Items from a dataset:
....................
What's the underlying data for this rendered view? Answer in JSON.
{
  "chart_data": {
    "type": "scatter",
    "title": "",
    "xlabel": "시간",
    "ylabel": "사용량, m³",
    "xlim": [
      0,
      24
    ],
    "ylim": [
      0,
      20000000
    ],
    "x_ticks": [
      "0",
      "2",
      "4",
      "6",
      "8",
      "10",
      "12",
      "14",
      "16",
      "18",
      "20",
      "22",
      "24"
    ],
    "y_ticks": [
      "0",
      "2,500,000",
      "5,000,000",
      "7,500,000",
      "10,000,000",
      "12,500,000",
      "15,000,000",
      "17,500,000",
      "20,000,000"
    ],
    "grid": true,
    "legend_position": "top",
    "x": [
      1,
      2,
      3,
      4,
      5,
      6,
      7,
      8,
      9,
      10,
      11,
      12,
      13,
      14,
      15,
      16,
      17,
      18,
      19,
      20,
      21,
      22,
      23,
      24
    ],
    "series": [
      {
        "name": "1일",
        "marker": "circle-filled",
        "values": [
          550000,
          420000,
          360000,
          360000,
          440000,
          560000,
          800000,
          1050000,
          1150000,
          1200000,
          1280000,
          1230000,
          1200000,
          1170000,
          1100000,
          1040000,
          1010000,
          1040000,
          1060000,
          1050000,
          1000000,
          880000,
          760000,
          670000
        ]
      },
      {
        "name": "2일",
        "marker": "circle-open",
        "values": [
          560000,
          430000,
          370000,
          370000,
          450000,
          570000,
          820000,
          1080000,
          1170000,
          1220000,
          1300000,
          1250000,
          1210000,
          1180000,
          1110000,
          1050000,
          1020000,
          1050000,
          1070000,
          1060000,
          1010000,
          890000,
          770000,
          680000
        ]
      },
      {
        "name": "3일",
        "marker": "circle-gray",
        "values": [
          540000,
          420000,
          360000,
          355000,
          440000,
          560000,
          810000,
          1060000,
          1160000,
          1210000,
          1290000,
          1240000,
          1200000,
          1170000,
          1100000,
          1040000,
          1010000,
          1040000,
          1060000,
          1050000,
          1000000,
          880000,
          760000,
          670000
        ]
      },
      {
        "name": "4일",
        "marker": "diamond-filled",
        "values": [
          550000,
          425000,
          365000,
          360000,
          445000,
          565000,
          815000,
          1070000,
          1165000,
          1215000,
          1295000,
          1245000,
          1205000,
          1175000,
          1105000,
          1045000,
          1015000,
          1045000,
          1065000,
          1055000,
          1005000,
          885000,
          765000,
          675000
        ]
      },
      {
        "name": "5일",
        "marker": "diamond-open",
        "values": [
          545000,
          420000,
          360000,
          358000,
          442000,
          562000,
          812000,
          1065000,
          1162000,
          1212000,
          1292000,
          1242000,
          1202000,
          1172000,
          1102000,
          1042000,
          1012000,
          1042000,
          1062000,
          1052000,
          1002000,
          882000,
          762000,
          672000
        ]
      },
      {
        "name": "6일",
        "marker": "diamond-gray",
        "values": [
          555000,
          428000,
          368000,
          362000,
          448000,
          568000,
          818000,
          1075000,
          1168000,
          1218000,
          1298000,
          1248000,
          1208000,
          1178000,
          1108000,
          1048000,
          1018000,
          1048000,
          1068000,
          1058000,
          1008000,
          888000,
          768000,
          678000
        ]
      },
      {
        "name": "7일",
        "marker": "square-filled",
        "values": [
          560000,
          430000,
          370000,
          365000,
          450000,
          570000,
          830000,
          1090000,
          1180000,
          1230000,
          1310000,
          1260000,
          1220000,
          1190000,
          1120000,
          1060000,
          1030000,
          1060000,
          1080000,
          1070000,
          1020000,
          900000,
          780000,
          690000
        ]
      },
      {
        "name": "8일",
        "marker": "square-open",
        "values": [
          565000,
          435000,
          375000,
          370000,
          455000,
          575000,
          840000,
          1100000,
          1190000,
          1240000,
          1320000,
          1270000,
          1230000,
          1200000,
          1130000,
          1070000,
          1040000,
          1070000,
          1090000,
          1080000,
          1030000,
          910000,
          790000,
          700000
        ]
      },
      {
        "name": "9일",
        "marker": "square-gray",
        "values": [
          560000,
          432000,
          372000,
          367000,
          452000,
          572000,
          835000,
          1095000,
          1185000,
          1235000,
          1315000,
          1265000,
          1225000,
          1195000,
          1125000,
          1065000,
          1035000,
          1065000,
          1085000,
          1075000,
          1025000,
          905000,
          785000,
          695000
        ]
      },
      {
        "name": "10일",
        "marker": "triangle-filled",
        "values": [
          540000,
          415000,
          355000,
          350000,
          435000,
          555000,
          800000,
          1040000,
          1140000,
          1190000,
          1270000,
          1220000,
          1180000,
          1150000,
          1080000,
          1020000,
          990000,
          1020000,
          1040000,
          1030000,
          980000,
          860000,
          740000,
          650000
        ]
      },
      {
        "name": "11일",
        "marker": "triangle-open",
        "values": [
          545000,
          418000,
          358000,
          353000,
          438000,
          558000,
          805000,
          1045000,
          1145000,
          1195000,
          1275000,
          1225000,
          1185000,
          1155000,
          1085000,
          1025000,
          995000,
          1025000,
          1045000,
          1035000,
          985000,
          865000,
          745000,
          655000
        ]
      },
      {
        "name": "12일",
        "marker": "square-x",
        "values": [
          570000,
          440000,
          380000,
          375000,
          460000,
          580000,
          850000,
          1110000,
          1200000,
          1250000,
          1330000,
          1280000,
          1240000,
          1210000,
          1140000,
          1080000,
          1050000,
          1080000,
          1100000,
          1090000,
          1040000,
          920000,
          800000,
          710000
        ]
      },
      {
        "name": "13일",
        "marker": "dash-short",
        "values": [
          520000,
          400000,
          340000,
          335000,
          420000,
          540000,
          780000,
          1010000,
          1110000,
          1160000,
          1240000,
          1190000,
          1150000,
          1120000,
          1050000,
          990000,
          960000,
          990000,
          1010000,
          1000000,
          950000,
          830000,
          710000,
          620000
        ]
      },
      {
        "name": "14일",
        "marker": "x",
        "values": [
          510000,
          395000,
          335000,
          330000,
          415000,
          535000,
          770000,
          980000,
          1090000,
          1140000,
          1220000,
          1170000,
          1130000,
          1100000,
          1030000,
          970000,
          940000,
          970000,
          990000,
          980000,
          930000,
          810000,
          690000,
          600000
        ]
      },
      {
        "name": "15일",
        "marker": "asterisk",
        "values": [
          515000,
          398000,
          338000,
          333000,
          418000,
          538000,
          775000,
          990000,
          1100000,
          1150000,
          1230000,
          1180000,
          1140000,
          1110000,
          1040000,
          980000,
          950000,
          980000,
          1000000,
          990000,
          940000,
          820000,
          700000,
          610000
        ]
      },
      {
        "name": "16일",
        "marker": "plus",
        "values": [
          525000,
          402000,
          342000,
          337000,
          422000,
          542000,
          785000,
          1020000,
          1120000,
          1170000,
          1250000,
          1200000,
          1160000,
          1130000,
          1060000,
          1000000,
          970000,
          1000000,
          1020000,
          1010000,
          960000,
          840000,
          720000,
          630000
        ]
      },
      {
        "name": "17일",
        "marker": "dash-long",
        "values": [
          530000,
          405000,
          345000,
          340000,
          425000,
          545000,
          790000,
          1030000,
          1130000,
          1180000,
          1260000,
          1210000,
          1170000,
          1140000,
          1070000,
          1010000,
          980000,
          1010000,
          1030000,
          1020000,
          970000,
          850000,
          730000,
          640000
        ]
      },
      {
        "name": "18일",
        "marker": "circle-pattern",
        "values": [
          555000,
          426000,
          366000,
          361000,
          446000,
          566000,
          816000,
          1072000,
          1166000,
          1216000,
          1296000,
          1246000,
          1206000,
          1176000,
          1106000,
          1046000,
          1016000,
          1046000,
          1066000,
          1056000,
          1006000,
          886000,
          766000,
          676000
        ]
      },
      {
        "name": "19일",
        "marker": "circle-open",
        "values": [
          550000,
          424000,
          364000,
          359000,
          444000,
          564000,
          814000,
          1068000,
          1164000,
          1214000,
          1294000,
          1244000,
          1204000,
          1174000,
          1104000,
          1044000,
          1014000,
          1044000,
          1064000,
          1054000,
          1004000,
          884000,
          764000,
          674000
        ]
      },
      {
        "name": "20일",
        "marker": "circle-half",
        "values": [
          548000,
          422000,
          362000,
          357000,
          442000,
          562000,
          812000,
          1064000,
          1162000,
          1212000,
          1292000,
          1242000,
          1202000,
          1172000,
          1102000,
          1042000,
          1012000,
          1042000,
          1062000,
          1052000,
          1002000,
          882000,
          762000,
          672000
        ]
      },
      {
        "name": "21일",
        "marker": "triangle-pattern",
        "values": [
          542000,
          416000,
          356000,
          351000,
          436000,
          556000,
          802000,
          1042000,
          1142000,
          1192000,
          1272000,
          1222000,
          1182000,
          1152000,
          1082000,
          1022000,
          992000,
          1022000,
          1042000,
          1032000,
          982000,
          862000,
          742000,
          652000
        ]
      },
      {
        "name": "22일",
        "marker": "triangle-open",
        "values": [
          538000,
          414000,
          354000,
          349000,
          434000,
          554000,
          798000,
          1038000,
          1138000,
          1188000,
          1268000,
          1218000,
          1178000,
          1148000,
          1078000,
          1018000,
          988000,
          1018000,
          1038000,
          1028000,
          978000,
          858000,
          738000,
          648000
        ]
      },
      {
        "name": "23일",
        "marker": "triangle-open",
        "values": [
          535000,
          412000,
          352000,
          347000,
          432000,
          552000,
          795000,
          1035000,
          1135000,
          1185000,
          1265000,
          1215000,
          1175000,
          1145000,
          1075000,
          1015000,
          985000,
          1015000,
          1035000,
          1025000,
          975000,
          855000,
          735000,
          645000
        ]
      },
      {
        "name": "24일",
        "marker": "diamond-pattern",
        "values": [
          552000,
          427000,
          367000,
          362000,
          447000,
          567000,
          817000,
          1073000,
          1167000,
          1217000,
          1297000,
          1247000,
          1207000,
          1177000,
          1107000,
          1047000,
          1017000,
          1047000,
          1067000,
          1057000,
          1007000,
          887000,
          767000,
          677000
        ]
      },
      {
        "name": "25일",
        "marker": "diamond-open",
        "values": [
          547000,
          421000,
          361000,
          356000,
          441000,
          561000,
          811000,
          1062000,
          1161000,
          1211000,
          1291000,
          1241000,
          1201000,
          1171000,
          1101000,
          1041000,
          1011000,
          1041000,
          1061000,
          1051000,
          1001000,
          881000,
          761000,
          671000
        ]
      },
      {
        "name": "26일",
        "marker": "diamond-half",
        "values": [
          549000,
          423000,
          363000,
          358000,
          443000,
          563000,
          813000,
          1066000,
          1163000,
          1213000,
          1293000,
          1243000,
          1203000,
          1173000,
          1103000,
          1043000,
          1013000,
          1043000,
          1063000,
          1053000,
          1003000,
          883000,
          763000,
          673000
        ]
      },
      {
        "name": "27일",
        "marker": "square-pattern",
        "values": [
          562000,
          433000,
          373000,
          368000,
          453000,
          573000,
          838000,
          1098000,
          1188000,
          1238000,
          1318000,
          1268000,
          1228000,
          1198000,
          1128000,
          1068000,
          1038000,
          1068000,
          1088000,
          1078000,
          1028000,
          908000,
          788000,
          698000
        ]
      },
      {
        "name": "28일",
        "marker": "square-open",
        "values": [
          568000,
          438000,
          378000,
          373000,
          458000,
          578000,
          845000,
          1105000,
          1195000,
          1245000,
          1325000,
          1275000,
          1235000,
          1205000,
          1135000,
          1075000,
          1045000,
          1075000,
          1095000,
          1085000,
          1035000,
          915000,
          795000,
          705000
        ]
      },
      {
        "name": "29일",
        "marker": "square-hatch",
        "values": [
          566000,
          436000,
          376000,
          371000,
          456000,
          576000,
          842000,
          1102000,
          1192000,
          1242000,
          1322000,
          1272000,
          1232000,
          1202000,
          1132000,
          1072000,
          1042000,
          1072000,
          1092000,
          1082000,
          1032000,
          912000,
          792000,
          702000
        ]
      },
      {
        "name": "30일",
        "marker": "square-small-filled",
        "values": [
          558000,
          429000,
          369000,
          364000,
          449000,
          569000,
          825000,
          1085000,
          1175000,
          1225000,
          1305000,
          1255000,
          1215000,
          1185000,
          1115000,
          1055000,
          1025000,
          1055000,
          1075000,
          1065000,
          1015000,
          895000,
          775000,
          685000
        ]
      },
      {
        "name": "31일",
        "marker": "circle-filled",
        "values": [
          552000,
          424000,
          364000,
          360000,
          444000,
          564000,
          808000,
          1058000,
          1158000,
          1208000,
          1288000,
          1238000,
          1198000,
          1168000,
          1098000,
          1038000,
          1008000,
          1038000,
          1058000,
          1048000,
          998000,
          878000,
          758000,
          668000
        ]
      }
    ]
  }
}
....................
▶ [WHAT YOU HAVE TO DO]: In how many lines of the data does the string "diamond" appear? Give only the number.

▶ [FULL SOLUTION]: 6